Task details: Tally the lines of the material below that contain the string "callout". Give only the number.

─── Rows

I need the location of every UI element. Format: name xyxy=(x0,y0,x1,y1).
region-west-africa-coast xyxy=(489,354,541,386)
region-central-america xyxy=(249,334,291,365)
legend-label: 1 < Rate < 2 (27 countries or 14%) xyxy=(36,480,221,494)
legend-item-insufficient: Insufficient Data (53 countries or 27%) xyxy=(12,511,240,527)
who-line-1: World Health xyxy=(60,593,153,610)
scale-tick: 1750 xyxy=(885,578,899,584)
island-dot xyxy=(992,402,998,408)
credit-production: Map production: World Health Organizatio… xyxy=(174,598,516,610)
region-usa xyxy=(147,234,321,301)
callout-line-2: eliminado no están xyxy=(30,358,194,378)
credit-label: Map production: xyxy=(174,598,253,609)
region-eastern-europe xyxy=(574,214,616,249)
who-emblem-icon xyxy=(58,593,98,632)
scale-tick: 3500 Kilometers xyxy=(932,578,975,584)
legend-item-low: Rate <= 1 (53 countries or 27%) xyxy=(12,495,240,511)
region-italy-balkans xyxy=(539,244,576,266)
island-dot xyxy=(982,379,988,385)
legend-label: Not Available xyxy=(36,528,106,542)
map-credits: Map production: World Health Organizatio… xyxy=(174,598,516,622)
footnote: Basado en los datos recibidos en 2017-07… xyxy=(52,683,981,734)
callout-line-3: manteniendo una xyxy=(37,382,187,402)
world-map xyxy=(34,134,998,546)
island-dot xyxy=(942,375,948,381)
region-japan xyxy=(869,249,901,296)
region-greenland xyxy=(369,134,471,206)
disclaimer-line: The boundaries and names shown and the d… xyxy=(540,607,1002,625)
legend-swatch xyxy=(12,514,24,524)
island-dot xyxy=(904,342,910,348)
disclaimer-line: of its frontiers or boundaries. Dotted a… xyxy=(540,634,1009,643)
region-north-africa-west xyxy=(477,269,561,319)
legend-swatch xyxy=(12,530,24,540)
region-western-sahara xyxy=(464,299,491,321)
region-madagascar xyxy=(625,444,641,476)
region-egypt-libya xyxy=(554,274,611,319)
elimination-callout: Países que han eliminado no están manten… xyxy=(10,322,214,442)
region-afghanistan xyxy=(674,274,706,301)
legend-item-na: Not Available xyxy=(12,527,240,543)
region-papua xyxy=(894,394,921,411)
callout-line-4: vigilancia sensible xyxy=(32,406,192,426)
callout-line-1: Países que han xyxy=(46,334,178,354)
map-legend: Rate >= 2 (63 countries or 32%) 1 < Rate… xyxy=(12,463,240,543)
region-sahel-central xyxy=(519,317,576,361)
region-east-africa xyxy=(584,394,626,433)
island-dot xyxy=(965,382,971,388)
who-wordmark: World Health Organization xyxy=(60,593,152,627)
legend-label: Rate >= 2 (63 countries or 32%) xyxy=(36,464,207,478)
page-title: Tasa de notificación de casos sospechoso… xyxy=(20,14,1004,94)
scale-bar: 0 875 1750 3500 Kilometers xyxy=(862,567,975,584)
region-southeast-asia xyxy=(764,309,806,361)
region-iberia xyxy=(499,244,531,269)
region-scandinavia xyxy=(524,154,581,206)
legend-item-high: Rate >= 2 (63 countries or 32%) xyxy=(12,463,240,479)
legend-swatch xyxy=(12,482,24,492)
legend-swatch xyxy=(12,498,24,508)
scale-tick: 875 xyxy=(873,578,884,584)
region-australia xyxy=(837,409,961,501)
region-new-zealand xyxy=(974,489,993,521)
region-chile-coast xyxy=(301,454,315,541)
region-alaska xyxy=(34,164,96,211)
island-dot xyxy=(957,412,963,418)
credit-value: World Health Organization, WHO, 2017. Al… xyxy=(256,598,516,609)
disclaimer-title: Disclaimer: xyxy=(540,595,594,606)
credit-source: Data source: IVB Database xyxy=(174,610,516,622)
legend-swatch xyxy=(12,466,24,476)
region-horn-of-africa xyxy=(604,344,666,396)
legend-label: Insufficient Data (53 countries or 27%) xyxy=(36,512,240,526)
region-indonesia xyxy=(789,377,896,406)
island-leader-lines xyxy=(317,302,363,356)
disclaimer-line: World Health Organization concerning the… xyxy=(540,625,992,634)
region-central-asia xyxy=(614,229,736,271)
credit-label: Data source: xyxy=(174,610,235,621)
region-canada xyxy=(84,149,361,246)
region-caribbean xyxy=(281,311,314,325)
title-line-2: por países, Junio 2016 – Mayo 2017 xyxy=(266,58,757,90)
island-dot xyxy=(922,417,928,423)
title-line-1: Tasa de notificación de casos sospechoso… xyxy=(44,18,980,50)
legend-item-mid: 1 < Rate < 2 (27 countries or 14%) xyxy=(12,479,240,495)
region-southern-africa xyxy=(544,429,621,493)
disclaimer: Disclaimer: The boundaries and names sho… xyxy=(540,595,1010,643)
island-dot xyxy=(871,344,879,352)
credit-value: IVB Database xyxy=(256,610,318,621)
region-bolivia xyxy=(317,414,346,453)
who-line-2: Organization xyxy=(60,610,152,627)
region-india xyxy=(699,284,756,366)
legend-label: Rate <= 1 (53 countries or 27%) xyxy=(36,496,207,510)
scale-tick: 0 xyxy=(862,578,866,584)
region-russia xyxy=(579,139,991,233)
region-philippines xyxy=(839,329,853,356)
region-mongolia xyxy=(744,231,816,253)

──────

Complete response: 5